▶ _Written task_
The required output is the line that contains "Read all visible content and emit it as JSON." plus every line after it in the listing below, copied exactly as it appears.

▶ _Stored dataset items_
<<<<

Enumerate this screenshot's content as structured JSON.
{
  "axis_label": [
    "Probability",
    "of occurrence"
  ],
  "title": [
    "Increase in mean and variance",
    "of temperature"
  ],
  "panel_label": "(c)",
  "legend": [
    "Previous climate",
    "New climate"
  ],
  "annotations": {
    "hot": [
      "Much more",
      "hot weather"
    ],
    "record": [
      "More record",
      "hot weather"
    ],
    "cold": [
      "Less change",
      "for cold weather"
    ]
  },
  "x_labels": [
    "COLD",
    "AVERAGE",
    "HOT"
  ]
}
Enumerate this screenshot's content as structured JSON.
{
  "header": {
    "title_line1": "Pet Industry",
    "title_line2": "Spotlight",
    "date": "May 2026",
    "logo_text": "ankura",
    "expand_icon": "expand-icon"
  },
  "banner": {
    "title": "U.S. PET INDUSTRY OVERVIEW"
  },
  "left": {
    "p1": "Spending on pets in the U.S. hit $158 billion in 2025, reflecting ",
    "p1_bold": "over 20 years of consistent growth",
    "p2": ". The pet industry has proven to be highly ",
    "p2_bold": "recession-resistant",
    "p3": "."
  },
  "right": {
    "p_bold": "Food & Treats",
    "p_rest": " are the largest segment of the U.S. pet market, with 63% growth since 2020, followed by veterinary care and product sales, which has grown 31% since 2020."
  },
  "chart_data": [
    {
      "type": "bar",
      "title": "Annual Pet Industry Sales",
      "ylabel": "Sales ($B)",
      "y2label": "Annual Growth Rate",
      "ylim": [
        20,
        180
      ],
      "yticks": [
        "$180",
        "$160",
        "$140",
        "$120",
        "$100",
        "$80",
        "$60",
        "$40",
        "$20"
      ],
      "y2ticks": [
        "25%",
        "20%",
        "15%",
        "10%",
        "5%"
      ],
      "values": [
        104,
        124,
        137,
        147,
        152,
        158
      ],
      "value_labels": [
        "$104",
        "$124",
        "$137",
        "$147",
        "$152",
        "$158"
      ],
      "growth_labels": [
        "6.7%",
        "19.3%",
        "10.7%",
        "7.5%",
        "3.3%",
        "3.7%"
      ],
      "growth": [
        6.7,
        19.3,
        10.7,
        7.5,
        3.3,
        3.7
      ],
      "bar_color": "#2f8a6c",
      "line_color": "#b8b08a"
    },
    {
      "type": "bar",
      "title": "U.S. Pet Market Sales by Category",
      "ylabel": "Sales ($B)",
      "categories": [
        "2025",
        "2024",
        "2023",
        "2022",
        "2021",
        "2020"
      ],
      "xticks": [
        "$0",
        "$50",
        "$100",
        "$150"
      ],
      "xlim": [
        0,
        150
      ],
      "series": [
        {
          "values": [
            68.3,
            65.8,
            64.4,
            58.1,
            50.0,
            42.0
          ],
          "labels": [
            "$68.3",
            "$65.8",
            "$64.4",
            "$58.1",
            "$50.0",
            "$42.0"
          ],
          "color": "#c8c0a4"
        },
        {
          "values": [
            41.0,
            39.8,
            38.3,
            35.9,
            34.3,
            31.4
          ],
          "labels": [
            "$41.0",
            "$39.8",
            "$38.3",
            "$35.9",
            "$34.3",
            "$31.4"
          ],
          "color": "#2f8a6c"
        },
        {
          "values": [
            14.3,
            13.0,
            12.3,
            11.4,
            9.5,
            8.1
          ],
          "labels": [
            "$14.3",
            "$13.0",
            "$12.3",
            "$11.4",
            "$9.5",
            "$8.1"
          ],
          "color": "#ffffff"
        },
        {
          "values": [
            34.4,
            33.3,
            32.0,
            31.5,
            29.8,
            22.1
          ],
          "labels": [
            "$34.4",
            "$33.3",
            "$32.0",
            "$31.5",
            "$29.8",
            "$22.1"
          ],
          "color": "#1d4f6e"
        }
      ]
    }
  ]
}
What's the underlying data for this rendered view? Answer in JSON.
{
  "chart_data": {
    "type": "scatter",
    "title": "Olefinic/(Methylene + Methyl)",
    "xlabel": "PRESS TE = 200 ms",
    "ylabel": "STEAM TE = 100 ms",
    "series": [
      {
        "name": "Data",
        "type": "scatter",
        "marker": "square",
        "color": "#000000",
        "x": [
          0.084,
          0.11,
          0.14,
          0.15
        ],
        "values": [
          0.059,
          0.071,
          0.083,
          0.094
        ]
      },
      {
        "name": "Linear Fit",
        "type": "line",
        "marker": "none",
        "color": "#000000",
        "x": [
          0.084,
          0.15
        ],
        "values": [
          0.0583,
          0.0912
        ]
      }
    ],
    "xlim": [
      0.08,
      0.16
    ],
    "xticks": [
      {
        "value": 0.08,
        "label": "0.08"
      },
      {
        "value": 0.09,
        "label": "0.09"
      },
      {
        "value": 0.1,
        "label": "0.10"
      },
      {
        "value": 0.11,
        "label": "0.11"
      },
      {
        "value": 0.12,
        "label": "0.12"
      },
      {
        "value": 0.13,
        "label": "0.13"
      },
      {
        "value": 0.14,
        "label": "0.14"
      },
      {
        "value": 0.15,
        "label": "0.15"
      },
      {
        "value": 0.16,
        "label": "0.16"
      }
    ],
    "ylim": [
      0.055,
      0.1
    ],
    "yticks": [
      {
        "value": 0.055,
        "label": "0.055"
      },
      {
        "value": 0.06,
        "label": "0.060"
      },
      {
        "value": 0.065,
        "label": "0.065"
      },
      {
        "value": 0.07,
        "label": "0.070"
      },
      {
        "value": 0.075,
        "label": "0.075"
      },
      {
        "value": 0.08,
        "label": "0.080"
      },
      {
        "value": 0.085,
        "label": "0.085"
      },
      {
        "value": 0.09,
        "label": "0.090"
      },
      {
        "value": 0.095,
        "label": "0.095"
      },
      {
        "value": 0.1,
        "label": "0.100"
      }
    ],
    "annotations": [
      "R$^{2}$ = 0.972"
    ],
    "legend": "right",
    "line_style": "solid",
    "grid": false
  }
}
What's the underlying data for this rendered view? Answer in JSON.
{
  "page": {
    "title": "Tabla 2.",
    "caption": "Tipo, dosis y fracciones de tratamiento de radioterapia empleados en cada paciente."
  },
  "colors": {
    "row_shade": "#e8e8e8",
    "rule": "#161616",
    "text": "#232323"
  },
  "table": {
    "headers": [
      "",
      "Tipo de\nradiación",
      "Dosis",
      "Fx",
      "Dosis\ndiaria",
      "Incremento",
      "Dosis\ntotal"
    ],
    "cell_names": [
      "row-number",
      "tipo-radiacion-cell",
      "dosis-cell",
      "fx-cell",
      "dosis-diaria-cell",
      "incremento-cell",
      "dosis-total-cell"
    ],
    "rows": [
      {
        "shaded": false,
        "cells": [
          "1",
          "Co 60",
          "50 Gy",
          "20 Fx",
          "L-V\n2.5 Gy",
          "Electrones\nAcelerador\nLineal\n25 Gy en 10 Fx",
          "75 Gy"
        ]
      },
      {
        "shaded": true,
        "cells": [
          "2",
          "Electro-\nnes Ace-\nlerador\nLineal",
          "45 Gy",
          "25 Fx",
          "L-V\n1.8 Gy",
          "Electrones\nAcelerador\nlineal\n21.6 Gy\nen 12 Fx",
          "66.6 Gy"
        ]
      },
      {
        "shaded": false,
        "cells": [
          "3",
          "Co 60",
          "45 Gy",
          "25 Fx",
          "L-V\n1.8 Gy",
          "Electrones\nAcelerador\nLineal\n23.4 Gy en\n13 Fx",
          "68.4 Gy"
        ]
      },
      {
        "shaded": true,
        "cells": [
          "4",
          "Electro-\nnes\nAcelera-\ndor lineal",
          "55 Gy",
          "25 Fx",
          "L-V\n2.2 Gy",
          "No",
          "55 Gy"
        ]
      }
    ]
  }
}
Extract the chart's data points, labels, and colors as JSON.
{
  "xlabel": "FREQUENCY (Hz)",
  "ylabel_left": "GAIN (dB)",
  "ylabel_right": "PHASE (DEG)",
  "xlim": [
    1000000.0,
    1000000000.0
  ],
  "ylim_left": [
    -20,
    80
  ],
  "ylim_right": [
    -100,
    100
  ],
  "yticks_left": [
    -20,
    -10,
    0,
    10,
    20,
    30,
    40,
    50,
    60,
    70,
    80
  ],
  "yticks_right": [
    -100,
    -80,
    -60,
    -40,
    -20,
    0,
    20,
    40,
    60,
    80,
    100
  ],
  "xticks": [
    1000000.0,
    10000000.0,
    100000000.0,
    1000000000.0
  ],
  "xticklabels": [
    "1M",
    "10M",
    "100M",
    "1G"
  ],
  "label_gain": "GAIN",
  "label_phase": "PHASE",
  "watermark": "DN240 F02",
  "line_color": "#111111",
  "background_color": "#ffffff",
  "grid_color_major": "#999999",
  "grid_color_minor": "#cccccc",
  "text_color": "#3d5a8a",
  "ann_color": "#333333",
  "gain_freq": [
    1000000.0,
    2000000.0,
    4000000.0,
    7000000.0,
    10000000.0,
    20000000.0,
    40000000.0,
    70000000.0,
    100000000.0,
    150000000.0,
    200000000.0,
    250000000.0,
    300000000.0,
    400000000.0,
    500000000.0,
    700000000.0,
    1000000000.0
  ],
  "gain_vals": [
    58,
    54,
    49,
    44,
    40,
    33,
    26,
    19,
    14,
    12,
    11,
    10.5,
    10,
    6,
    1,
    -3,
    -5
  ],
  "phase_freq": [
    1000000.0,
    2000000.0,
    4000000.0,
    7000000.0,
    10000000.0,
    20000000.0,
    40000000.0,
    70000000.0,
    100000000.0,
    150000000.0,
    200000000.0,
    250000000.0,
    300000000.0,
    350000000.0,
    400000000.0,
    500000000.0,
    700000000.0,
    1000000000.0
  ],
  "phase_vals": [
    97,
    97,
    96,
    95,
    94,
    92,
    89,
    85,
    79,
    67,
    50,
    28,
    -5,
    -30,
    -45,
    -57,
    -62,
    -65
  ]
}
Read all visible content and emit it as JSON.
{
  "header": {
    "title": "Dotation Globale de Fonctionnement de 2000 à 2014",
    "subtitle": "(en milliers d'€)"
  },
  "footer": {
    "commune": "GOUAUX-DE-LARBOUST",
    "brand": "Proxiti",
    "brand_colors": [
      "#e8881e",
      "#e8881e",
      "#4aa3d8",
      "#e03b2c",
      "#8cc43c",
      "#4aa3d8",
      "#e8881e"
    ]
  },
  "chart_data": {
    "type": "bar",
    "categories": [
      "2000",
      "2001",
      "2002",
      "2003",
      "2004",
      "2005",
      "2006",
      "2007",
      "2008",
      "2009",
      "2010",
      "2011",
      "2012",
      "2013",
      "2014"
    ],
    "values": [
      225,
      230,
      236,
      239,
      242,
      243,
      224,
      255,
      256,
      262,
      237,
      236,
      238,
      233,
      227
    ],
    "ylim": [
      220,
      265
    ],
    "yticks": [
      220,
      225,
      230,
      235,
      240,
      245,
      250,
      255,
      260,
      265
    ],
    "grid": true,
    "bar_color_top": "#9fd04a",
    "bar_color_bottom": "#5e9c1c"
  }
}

>>>>

▶ _Correct response_
Read all visible content and emit it as JSON.
{
  "header": {
    "title": "Dotation Globale de Fonctionnement de 2000 à 2014",
    "subtitle": "(en milliers d'€)"
  },
  "footer": {
    "commune": "GOUAUX-DE-LARBOUST",
    "brand": "Proxiti",
    "brand_colors": [
      "#e8881e",
      "#e8881e",
      "#4aa3d8",
      "#e03b2c",
      "#8cc43c",
      "#4aa3d8",
      "#e8881e"
    ]
  },
  "chart_data": {
    "type": "bar",
    "categories": [
      "2000",
      "2001",
      "2002",
      "2003",
      "2004",
      "2005",
      "2006",
      "2007",
      "2008",
      "2009",
      "2010",
      "2011",
      "2012",
      "2013",
      "2014"
    ],
    "values": [
      225,
      230,
      236,
      239,
      242,
      243,
      224,
      255,
      256,
      262,
      237,
      236,
      238,
      233,
      227
    ],
    "ylim": [
      220,
      265
    ],
    "yticks": [
      220,
      225,
      230,
      235,
      240,
      245,
      250,
      255,
      260,
      265
    ],
    "grid": true,
    "bar_color_top": "#9fd04a",
    "bar_color_bottom": "#5e9c1c"
  }
}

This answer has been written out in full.